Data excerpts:

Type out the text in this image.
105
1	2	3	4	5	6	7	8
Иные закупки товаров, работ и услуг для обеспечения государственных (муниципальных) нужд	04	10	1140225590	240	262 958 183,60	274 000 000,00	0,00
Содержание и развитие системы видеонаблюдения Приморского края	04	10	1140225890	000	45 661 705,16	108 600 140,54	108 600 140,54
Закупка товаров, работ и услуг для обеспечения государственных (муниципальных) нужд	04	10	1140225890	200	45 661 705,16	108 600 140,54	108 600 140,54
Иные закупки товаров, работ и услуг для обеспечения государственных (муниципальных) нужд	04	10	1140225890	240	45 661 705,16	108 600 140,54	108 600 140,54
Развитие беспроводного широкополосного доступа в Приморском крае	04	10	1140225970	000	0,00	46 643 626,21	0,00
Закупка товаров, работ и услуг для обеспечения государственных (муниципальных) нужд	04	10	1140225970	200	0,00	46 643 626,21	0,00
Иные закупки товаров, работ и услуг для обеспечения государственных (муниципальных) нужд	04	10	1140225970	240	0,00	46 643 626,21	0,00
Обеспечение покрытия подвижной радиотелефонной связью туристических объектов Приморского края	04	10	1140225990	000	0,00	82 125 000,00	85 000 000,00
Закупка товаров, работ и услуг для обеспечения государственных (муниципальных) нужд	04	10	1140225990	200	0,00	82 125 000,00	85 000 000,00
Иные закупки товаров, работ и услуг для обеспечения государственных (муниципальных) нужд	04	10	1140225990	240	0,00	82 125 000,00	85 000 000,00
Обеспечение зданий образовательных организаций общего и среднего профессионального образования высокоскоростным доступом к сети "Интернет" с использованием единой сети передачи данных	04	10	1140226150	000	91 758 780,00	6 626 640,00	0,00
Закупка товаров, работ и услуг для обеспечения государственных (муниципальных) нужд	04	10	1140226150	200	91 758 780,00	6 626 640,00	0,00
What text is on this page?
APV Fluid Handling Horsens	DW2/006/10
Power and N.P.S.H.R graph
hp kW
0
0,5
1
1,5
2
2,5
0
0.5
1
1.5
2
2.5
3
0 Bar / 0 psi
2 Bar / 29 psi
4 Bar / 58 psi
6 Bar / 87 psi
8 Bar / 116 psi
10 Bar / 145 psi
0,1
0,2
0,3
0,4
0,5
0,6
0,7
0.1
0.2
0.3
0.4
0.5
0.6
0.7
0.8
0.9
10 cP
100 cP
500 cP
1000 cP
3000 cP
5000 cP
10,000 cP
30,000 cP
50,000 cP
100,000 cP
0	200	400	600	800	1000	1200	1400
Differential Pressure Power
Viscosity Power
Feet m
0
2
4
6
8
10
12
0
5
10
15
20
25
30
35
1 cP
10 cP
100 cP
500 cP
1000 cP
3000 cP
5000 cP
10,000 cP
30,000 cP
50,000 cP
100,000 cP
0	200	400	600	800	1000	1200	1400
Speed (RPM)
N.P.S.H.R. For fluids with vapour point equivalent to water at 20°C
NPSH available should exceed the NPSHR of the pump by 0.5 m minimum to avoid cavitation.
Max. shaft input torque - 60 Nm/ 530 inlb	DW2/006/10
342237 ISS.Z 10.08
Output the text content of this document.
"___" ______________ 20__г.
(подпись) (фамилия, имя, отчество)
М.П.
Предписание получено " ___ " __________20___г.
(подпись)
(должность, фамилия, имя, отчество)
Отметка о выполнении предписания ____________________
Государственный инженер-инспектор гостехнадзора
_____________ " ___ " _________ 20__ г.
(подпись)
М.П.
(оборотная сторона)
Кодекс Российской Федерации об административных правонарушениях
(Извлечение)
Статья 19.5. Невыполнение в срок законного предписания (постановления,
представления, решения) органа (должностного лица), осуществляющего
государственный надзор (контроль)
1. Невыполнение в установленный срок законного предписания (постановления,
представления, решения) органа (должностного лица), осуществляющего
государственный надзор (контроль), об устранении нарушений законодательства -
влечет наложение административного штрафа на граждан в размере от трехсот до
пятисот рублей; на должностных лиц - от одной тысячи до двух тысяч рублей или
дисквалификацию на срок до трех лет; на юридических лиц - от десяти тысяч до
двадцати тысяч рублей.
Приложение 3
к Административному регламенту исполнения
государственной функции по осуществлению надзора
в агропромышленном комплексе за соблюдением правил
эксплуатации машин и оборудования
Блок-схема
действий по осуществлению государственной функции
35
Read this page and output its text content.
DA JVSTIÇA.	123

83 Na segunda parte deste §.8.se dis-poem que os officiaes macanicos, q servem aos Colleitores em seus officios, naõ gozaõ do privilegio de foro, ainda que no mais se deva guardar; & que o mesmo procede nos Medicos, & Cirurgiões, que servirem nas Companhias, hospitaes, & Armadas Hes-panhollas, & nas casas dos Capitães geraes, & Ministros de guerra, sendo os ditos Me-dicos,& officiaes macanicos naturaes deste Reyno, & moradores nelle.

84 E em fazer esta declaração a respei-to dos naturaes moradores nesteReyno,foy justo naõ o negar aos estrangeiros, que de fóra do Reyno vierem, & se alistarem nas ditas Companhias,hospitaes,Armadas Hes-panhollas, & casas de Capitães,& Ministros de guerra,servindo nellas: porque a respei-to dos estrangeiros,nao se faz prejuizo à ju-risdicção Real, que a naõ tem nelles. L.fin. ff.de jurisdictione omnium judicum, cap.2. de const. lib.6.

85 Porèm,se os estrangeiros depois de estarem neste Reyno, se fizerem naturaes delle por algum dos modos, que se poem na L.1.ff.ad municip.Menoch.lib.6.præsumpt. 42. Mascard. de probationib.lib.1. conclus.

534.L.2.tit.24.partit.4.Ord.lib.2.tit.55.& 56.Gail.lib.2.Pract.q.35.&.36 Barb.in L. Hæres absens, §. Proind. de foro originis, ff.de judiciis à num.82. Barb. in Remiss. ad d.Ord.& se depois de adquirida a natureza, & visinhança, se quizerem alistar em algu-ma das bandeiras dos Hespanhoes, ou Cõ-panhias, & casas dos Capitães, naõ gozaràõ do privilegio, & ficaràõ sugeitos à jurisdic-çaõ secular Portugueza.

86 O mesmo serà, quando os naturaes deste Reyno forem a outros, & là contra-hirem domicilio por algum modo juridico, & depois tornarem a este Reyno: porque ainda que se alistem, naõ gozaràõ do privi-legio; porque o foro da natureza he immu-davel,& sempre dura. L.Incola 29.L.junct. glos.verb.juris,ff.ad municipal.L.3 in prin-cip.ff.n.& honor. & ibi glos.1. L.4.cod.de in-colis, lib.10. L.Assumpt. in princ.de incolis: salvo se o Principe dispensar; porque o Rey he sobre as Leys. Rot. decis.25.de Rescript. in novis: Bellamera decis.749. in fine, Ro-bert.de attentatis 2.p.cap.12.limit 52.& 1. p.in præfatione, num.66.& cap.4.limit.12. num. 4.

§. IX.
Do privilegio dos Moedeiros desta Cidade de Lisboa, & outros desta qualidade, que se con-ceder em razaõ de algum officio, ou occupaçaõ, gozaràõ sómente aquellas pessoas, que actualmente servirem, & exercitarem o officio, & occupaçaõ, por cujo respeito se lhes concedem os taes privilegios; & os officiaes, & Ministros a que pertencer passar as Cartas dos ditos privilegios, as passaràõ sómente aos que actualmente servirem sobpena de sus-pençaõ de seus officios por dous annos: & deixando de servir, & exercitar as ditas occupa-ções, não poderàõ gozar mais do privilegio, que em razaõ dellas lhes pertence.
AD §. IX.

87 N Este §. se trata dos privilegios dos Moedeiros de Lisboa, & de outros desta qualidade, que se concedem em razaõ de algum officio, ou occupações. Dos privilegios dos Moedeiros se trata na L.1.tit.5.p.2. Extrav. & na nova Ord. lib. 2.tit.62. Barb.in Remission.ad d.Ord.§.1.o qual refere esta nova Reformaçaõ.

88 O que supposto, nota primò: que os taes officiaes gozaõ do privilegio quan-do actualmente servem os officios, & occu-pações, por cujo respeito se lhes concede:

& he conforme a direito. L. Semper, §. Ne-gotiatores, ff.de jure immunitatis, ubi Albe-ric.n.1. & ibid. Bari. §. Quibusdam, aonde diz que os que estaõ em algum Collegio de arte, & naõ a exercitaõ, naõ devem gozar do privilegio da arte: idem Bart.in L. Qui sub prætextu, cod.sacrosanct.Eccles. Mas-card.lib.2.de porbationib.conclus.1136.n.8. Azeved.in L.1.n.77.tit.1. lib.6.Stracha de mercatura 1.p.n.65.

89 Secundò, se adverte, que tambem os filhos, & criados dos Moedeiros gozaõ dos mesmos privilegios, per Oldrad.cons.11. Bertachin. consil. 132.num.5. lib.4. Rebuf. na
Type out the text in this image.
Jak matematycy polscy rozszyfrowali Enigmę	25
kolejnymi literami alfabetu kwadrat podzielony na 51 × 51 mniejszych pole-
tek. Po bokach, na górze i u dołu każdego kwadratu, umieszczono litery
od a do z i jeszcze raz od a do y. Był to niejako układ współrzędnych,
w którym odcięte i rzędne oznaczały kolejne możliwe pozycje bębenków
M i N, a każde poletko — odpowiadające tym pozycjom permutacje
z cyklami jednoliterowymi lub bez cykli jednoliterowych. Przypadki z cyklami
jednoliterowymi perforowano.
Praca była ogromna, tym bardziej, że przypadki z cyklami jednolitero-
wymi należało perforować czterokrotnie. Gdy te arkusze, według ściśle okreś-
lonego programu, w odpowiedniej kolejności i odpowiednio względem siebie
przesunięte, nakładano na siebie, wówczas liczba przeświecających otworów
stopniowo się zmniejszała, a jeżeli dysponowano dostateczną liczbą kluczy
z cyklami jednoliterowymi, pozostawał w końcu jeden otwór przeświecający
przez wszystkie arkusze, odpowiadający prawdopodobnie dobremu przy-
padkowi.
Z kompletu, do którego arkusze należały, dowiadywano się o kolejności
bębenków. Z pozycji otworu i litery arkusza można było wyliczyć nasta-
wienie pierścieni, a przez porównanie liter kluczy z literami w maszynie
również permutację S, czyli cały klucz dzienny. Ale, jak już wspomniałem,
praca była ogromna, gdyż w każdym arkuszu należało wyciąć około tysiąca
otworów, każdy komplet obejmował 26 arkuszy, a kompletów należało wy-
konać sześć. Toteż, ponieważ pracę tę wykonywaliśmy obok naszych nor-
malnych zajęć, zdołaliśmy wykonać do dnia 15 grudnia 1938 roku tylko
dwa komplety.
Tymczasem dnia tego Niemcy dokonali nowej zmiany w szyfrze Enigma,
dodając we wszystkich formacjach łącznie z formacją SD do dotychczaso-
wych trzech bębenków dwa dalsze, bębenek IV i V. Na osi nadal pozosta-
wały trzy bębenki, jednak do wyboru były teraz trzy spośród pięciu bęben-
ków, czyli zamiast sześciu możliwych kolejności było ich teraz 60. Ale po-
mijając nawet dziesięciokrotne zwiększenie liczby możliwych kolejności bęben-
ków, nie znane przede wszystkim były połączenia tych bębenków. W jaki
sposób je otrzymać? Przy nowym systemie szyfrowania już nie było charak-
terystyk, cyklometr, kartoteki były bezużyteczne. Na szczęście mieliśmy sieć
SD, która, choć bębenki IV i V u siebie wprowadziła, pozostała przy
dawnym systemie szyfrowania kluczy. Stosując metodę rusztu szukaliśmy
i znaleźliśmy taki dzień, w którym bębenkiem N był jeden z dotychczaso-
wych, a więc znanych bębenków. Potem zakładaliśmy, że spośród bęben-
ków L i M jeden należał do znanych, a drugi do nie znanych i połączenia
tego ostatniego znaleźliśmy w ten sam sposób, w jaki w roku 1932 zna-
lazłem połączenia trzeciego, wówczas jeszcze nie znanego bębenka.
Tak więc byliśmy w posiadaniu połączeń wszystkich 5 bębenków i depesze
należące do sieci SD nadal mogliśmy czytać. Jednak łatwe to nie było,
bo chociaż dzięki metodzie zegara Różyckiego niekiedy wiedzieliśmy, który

### Exercise objective:
Read through the entries and copy every line that includes "natureza".

### Full solution:
534.L.2.tit.24.partit.4.Ord.lib.2.tit.55.& 56.Gail.lib.2.Pract.q.35.&.36 Barb.in L. Hæres absens, §. Proind. de foro originis, ff.de judiciis à num.82. Barb. in Remiss. ad d.Ord.& se depois de adquirida a natureza, & visinhança, se quizerem alistar em algu-ma das bandeiras dos Hespanhoes, ou Cõ-panhias, & casas dos Capitães, naõ gozaràõ do privilegio, & ficaràõ sugeitos à jurisdic-çaõ secular Portugueza.
86 O mesmo serà, quando os naturaes deste Reyno forem a outros, & là contra-hirem domicilio por algum modo juridico, & depois tornarem a este Reyno: porque ainda que se alistem, naõ gozaràõ do privi-legio; porque o foro da natureza he immu-davel,& sempre dura. L.Incola 29.L.junct. glos.verb.juris,ff.ad municipal.L.3 in prin-cip.ff.n.& honor. & ibi glos.1. L.4.cod.de in-colis, lib.10. L.Assumpt. in princ.de incolis: salvo se o Principe dispensar; porque o Rey he sobre as Leys. Rot. decis.25.de Rescript. in novis: Bellamera decis.749. in fine, Ro-bert.de attentatis 2.p.cap.12.limit 52.& 1. p.in præfatione, num.66.& cap.4.limit.12. num. 4.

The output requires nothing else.